** Task objective **
Pull out each line of the data that includes the word "table".
-- start of Dataset --
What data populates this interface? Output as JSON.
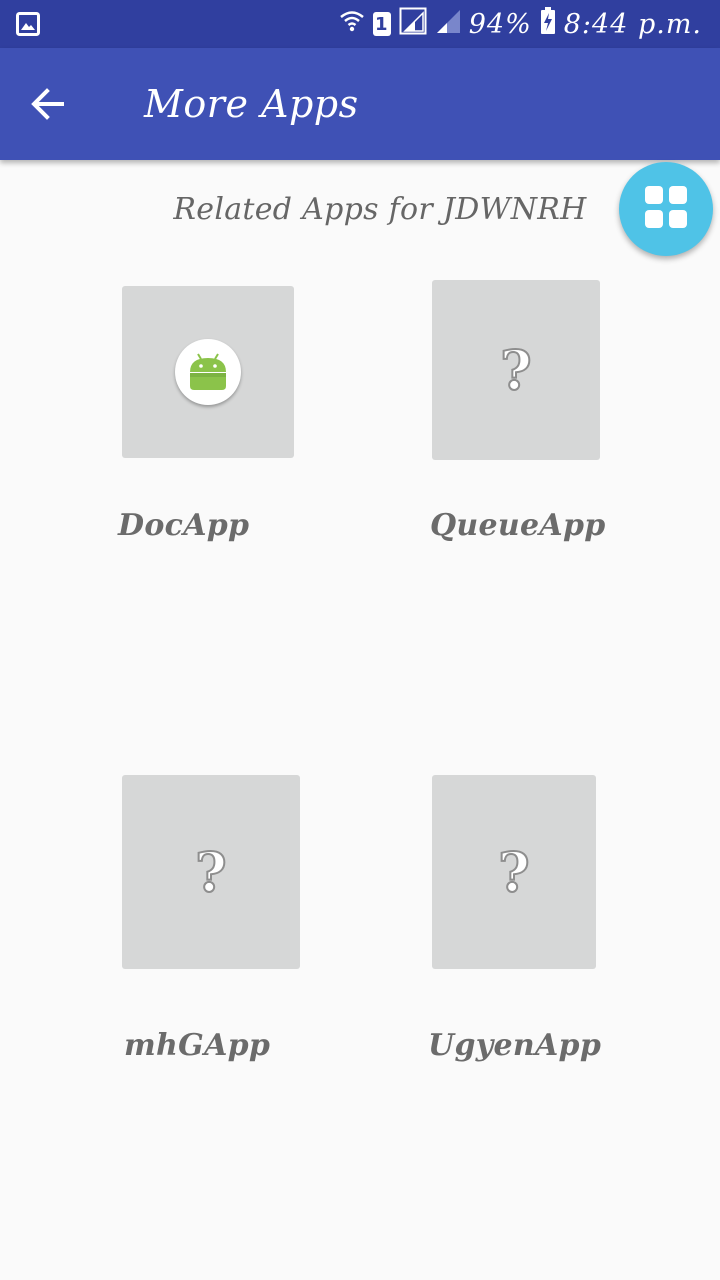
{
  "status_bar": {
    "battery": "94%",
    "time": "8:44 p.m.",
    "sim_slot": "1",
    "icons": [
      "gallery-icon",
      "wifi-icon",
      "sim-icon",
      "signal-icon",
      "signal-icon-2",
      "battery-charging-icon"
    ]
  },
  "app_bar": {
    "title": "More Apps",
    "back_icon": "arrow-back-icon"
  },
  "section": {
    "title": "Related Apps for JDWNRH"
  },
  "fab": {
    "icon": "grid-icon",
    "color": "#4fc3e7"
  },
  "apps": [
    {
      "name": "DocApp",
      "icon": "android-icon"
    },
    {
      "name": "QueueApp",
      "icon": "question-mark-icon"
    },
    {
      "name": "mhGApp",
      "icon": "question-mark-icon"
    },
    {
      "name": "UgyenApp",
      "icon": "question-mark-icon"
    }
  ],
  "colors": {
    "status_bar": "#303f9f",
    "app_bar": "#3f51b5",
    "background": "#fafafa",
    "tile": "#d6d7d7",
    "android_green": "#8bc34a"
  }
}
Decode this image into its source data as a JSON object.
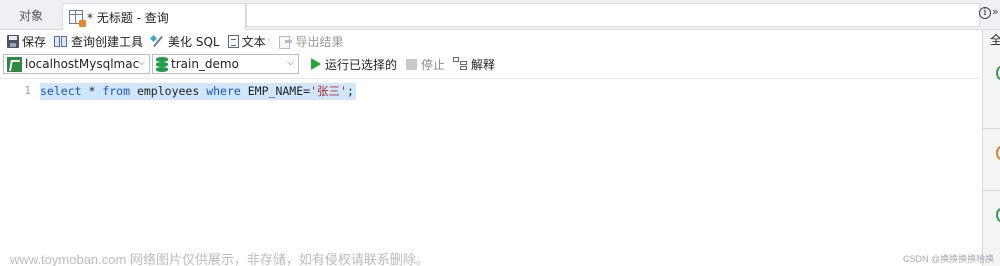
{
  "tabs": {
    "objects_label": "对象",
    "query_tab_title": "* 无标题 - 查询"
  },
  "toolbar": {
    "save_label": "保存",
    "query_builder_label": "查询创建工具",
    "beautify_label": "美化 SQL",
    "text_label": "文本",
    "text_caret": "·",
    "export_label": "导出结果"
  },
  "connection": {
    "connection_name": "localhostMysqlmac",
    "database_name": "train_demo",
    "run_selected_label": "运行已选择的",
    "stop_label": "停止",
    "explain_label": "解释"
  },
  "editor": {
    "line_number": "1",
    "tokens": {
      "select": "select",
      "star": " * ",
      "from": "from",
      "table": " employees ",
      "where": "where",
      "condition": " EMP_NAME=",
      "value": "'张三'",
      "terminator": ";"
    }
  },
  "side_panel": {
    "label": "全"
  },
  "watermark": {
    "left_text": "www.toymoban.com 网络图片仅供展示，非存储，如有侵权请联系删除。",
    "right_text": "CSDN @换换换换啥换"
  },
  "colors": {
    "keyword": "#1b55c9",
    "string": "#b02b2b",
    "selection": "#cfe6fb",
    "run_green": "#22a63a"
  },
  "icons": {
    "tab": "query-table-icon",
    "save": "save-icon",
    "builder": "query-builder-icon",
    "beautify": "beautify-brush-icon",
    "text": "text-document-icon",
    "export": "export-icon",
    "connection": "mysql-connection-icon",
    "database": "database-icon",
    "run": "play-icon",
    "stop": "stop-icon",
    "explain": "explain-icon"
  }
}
-- end of Dataset --
** Response to the task **
      "table": " employees ",
    "tab": "query-table-icon",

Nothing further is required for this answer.